* BEGIN MATERIAL FOR THE TASK *
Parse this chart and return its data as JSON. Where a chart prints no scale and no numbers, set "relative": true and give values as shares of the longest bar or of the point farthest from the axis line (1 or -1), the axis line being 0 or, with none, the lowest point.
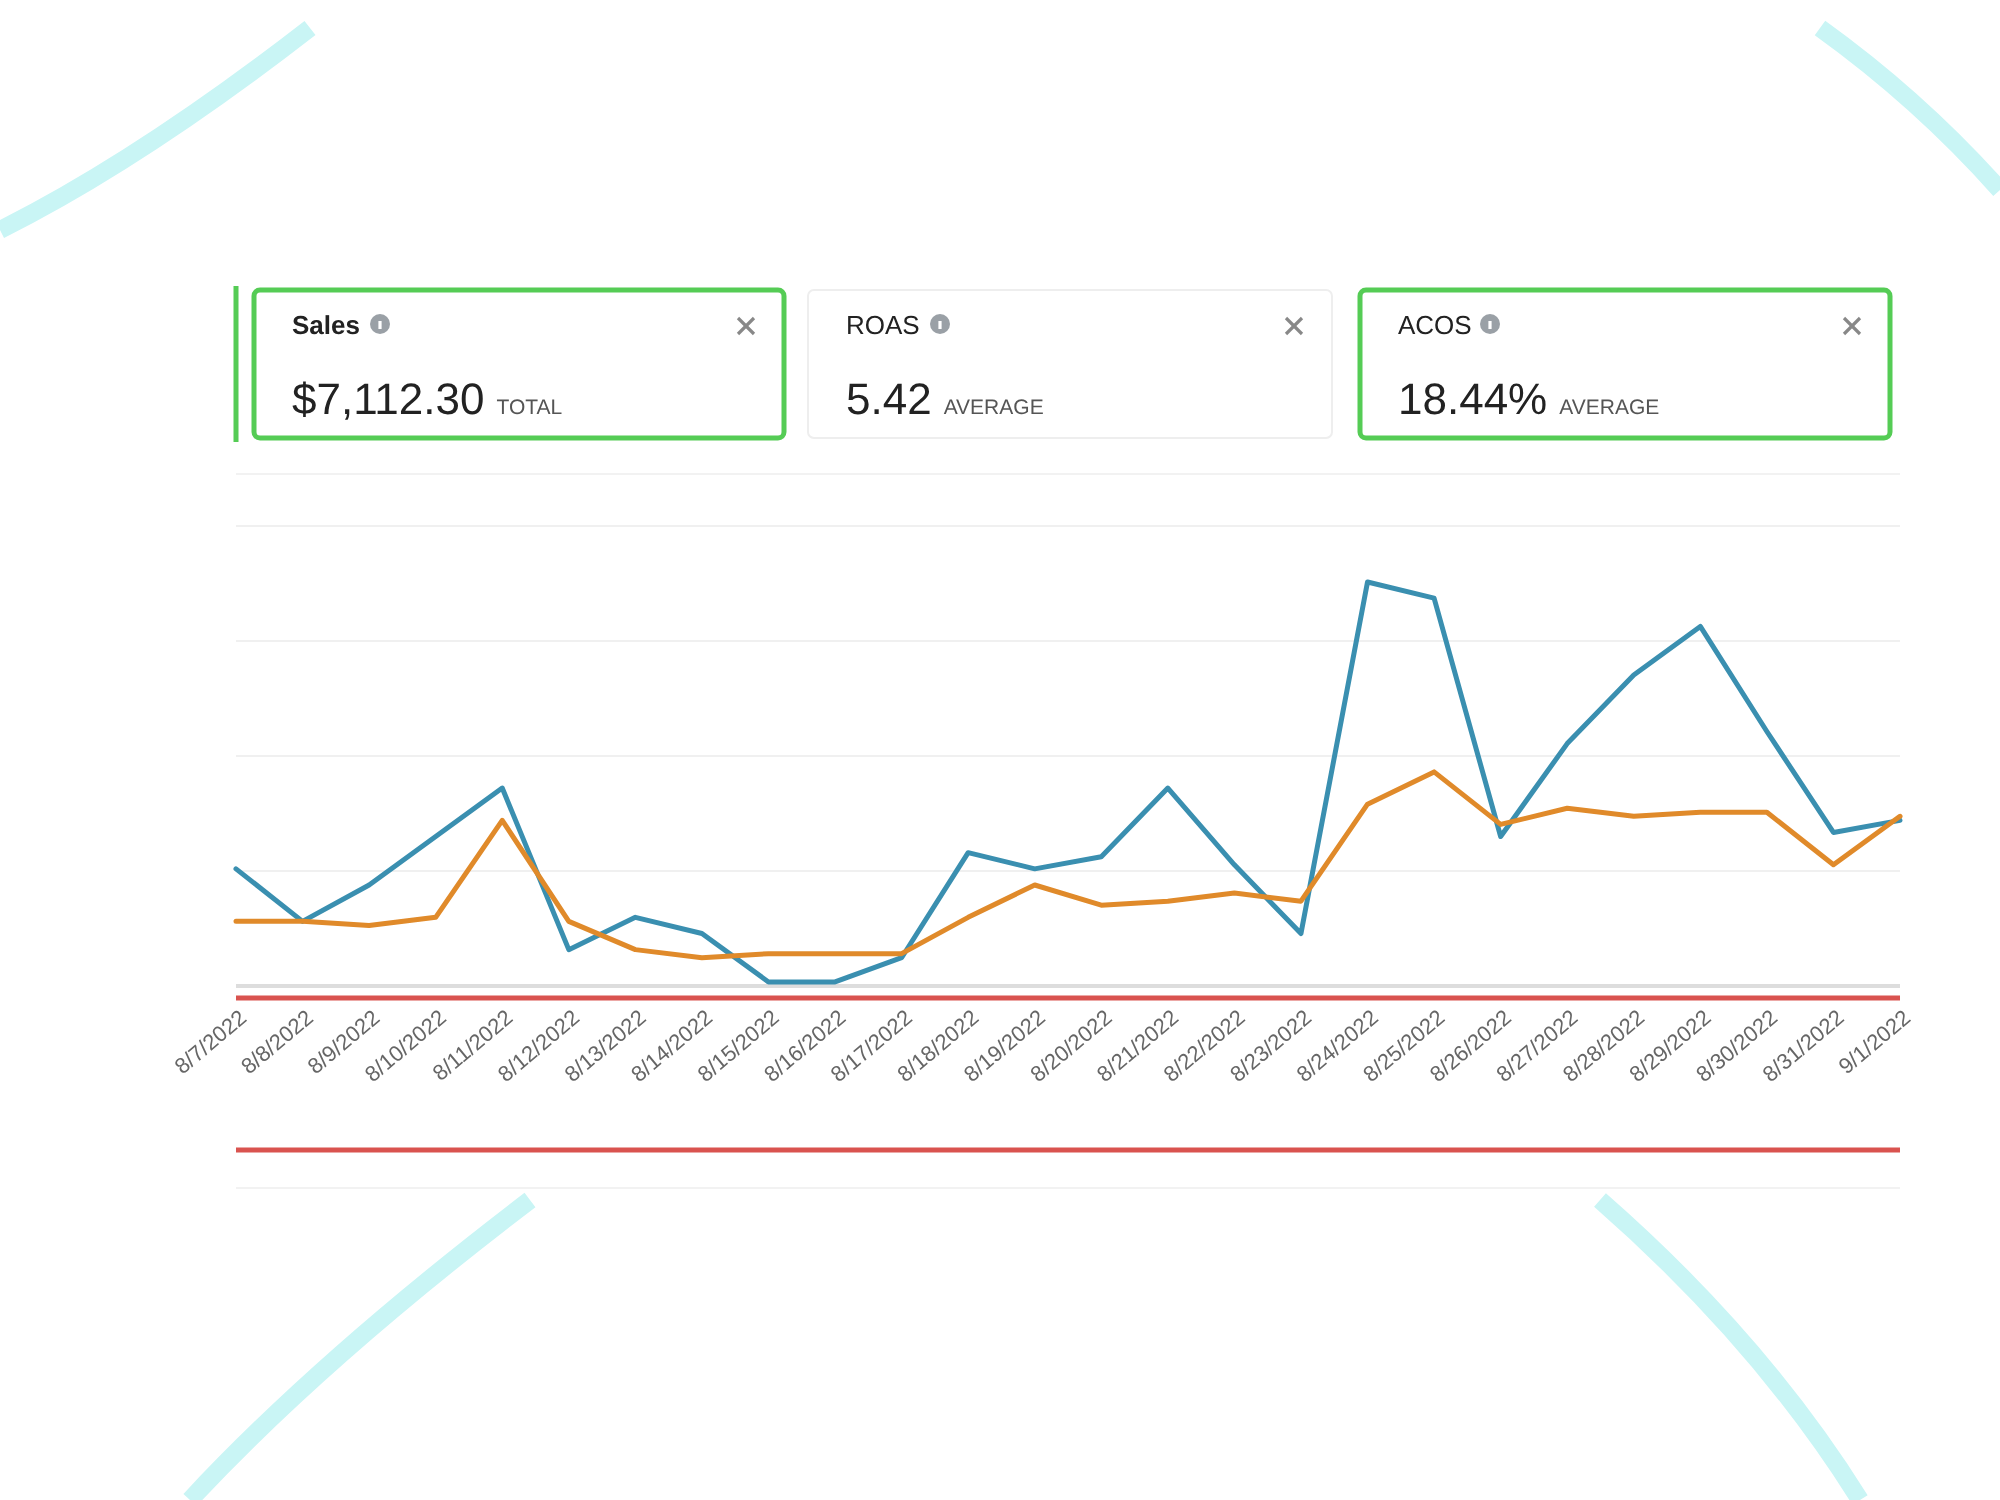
{
  "chart_data": {
    "type": "line",
    "relative": true,
    "grid": "y",
    "annotations": [
      "Sales",
      "$7,112.30",
      "TOTAL",
      "ROAS",
      "5.42",
      "AVERAGE",
      "ACOS",
      "18.44%",
      "AVERAGE"
    ],
    "categories": [
      "8/7/2022",
      "8/8/2022",
      "8/9/2022",
      "8/10/2022",
      "8/11/2022",
      "8/12/2022",
      "8/13/2022",
      "8/14/2022",
      "8/15/2022",
      "8/16/2022",
      "8/17/2022",
      "8/18/2022",
      "8/19/2022",
      "8/20/2022",
      "8/21/2022",
      "8/22/2022",
      "8/23/2022",
      "8/24/2022",
      "8/25/2022",
      "8/26/2022",
      "8/27/2022",
      "8/28/2022",
      "8/29/2022",
      "8/30/2022",
      "8/31/2022",
      "9/1/2022"
    ],
    "series": [
      {
        "color": "#3a8fb0",
        "values": [
          0.29,
          0.16,
          0.25,
          0.37,
          0.49,
          0.09,
          0.17,
          0.13,
          0.01,
          0.01,
          0.07,
          0.33,
          0.29,
          0.32,
          0.49,
          0.3,
          0.13,
          1,
          0.96,
          0.37,
          0.6,
          0.77,
          0.89,
          0.63,
          0.38,
          0.41
        ]
      },
      {
        "color": "#e08a2a",
        "values": [
          0.16,
          0.16,
          0.15,
          0.17,
          0.41,
          0.16,
          0.09,
          0.07,
          0.08,
          0.08,
          0.08,
          0.17,
          0.25,
          0.2,
          0.21,
          0.23,
          0.21,
          0.45,
          0.53,
          0.4,
          0.44,
          0.42,
          0.43,
          0.43,
          0.3,
          0.42
        ]
      }
    ]
  }
}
* END MATERIAL FOR THE TASK *
WRITTEN TASK:
Leave out the pictures and copy every record above exactly.

CORRECT RESPONSE:
Parse this chart and return its data as JSON. Where a chart prints no scale and no numbers, set "relative": true and give values as shares of the longest bar or of the point farthest from the axis line (1 or -1), the axis line being 0 or, with none, the lowest point.
{
  "chart_data": {
    "type": "line",
    "relative": true,
    "grid": "y",
    "annotations": [
      "Sales",
      "$7,112.30",
      "TOTAL",
      "ROAS",
      "5.42",
      "AVERAGE",
      "ACOS",
      "18.44%",
      "AVERAGE"
    ],
    "categories": [
      "8/7/2022",
      "8/8/2022",
      "8/9/2022",
      "8/10/2022",
      "8/11/2022",
      "8/12/2022",
      "8/13/2022",
      "8/14/2022",
      "8/15/2022",
      "8/16/2022",
      "8/17/2022",
      "8/18/2022",
      "8/19/2022",
      "8/20/2022",
      "8/21/2022",
      "8/22/2022",
      "8/23/2022",
      "8/24/2022",
      "8/25/2022",
      "8/26/2022",
      "8/27/2022",
      "8/28/2022",
      "8/29/2022",
      "8/30/2022",
      "8/31/2022",
      "9/1/2022"
    ],
    "series": [
      {
        "color": "#3a8fb0",
        "values": [
          0.29,
          0.16,
          0.25,
          0.37,
          0.49,
          0.09,
          0.17,
          0.13,
          0.01,
          0.01,
          0.07,
          0.33,
          0.29,
          0.32,
          0.49,
          0.3,
          0.13,
          1,
          0.96,
          0.37,
          0.6,
          0.77,
          0.89,
          0.63,
          0.38,
          0.41
        ]
      },
      {
        "color": "#e08a2a",
        "values": [
          0.16,
          0.16,
          0.15,
          0.17,
          0.41,
          0.16,
          0.09,
          0.07,
          0.08,
          0.08,
          0.08,
          0.17,
          0.25,
          0.2,
          0.21,
          0.23,
          0.21,
          0.45,
          0.53,
          0.4,
          0.44,
          0.42,
          0.43,
          0.43,
          0.3,
          0.42
        ]
      }
    ]
  }
}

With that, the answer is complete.